__GIVEN EXERCISE__
Your output is the line containing "What data populates" plus all lines after it to the end of the records, reproduced exactly, with nothing else.

__Records__
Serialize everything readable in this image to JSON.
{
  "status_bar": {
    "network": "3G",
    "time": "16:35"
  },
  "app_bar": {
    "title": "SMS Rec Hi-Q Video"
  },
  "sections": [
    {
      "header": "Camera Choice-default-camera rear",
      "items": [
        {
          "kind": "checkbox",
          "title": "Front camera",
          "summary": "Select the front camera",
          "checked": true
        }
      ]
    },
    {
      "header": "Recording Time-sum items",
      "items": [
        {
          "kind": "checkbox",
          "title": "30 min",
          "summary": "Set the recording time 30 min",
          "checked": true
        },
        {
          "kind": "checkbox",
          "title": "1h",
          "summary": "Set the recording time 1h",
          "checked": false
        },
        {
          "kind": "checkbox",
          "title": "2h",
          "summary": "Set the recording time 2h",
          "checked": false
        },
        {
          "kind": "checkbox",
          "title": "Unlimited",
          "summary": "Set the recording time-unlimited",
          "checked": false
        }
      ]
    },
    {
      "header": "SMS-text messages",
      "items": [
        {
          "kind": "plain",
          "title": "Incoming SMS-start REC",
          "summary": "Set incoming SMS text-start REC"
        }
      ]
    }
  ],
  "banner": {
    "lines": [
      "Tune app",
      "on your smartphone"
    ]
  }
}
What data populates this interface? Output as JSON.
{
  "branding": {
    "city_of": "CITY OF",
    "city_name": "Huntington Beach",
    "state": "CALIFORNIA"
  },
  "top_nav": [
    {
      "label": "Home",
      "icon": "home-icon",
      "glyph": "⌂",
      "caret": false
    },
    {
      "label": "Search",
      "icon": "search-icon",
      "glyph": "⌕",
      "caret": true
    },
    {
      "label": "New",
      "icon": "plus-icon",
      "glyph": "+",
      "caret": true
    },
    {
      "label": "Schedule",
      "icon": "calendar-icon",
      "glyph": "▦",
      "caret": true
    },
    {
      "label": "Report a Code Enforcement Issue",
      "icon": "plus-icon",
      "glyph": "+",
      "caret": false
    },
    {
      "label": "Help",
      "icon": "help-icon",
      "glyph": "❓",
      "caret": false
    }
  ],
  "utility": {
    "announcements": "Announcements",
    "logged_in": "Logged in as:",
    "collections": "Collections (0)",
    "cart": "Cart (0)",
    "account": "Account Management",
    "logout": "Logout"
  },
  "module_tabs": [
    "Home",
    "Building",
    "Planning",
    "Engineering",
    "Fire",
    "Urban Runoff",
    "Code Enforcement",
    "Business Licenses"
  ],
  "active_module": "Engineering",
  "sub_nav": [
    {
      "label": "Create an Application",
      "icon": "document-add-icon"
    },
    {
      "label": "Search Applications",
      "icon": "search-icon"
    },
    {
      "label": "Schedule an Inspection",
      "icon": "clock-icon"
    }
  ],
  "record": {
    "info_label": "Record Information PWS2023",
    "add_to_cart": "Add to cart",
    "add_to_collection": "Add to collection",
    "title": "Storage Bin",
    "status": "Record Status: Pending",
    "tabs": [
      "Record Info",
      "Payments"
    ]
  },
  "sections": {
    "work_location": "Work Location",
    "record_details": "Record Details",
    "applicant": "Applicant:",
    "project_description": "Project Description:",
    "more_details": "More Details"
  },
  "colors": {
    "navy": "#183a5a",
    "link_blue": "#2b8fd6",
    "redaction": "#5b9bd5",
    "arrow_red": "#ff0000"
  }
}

__CORRECT ANSWER__
What data populates this interface? Output as JSON.
{
  "branding": {
    "city_of": "CITY OF",
    "city_name": "Huntington Beach",
    "state": "CALIFORNIA"
  },
  "top_nav": [
    {
      "label": "Home",
      "icon": "home-icon",
      "glyph": "⌂",
      "caret": false
    },
    {
      "label": "Search",
      "icon": "search-icon",
      "glyph": "⌕",
      "caret": true
    },
    {
      "label": "New",
      "icon": "plus-icon",
      "glyph": "+",
      "caret": true
    },
    {
      "label": "Schedule",
      "icon": "calendar-icon",
      "glyph": "▦",
      "caret": true
    },
    {
      "label": "Report a Code Enforcement Issue",
      "icon": "plus-icon",
      "glyph": "+",
      "caret": false
    },
    {
      "label": "Help",
      "icon": "help-icon",
      "glyph": "❓",
      "caret": false
    }
  ],
  "utility": {
    "announcements": "Announcements",
    "logged_in": "Logged in as:",
    "collections": "Collections (0)",
    "cart": "Cart (0)",
    "account": "Account Management",
    "logout": "Logout"
  },
  "module_tabs": [
    "Home",
    "Building",
    "Planning",
    "Engineering",
    "Fire",
    "Urban Runoff",
    "Code Enforcement",
    "Business Licenses"
  ],
  "active_module": "Engineering",
  "sub_nav": [
    {
      "label": "Create an Application",
      "icon": "document-add-icon"
    },
    {
      "label": "Search Applications",
      "icon": "search-icon"
    },
    {
      "label": "Schedule an Inspection",
      "icon": "clock-icon"
    }
  ],
  "record": {
    "info_label": "Record Information PWS2023",
    "add_to_cart": "Add to cart",
    "add_to_collection": "Add to collection",
    "title": "Storage Bin",
    "status": "Record Status: Pending",
    "tabs": [
      "Record Info",
      "Payments"
    ]
  },
  "sections": {
    "work_location": "Work Location",
    "record_details": "Record Details",
    "applicant": "Applicant:",
    "project_description": "Project Description:",
    "more_details": "More Details"
  },
  "colors": {
    "navy": "#183a5a",
    "link_blue": "#2b8fd6",
    "redaction": "#5b9bd5",
    "arrow_red": "#ff0000"
  }
}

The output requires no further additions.